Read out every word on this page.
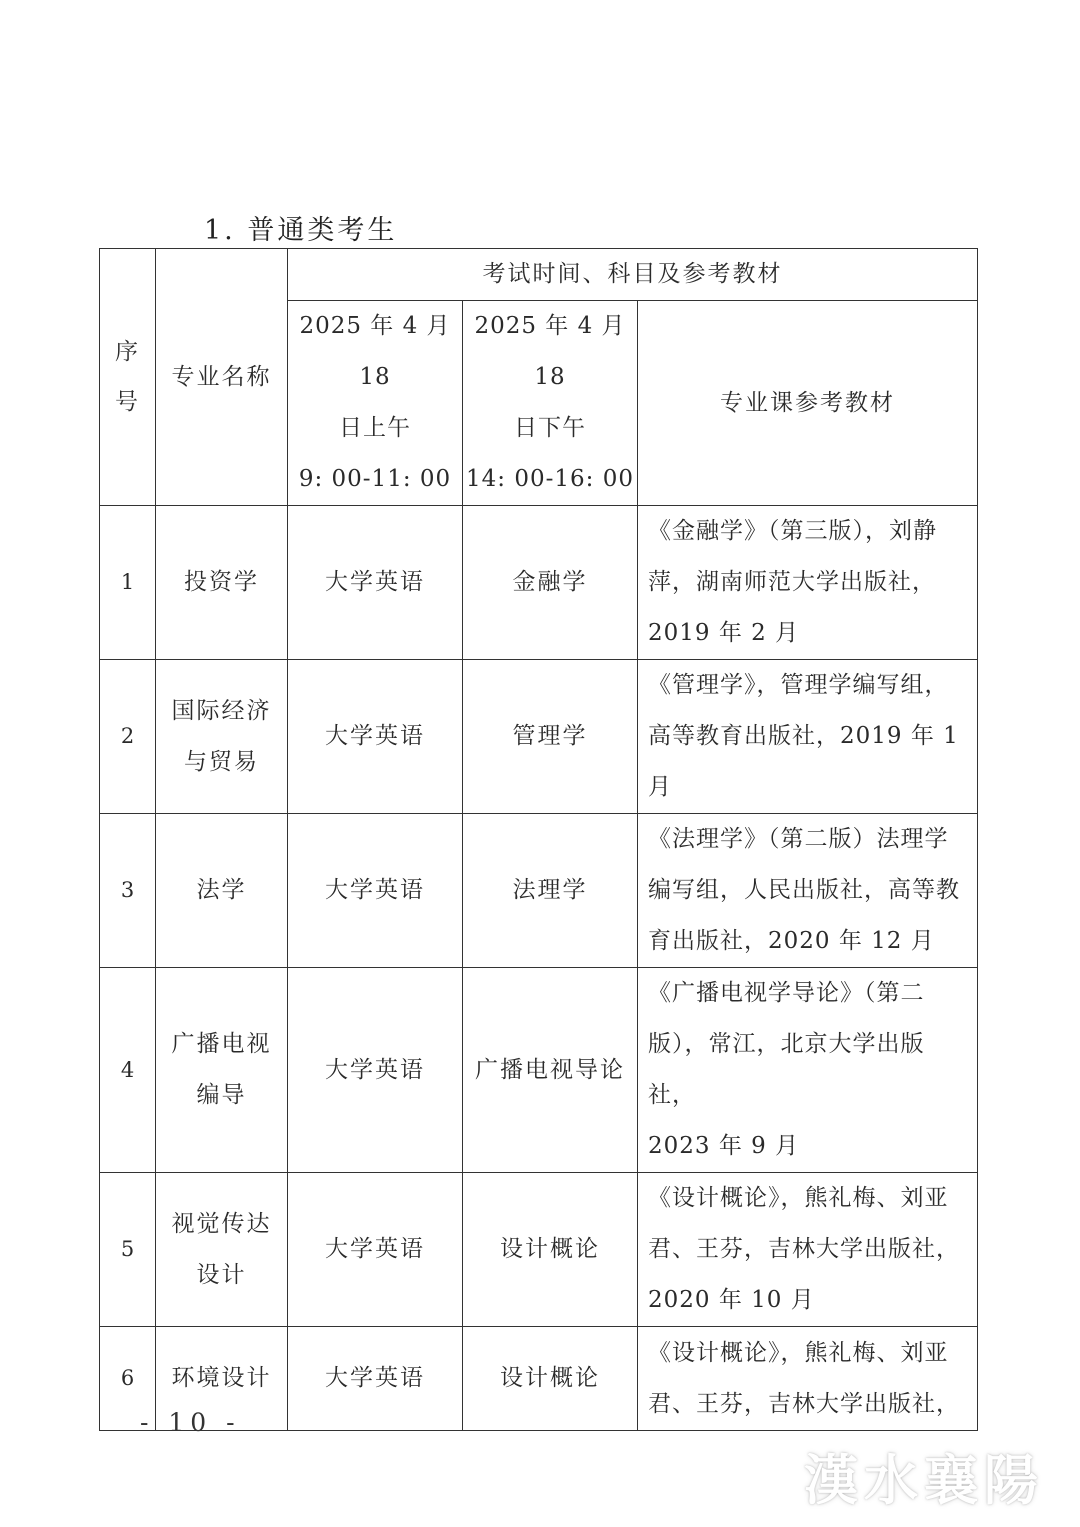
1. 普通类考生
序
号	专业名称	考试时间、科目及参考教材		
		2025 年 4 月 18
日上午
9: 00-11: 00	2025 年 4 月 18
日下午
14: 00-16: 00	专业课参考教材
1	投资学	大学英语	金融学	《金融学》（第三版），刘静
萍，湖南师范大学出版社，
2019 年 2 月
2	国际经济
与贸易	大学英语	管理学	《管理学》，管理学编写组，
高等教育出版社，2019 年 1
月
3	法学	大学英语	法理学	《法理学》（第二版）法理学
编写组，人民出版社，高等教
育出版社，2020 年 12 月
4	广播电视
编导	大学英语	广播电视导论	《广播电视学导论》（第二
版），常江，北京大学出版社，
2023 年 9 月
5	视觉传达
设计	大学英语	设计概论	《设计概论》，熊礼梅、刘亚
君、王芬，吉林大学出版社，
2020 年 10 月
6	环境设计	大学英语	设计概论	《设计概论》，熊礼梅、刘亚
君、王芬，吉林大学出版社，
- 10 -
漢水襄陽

__________

* **Goal**: Transcribe each line above verbatim, with the pictures left out.

* **Result for this exercise**:
Read out every word on this page.
1. 普通类考生
序
号	专业名称	考试时间、科目及参考教材		
		2025 年 4 月 18
日上午
9: 00-11: 00	2025 年 4 月 18
日下午
14: 00-16: 00	专业课参考教材
1	投资学	大学英语	金融学	《金融学》（第三版），刘静
萍，湖南师范大学出版社，
2019 年 2 月
2	国际经济
与贸易	大学英语	管理学	《管理学》，管理学编写组，
高等教育出版社，2019 年 1
月
3	法学	大学英语	法理学	《法理学》（第二版）法理学
编写组，人民出版社，高等教
育出版社，2020 年 12 月
4	广播电视
编导	大学英语	广播电视导论	《广播电视学导论》（第二
版），常江，北京大学出版社，
2023 年 9 月
5	视觉传达
设计	大学英语	设计概论	《设计概论》，熊礼梅、刘亚
君、王芬，吉林大学出版社，
2020 年 10 月
6	环境设计	大学英语	设计概论	《设计概论》，熊礼梅、刘亚
君、王芬，吉林大学出版社，
- 10 -
漢水襄陽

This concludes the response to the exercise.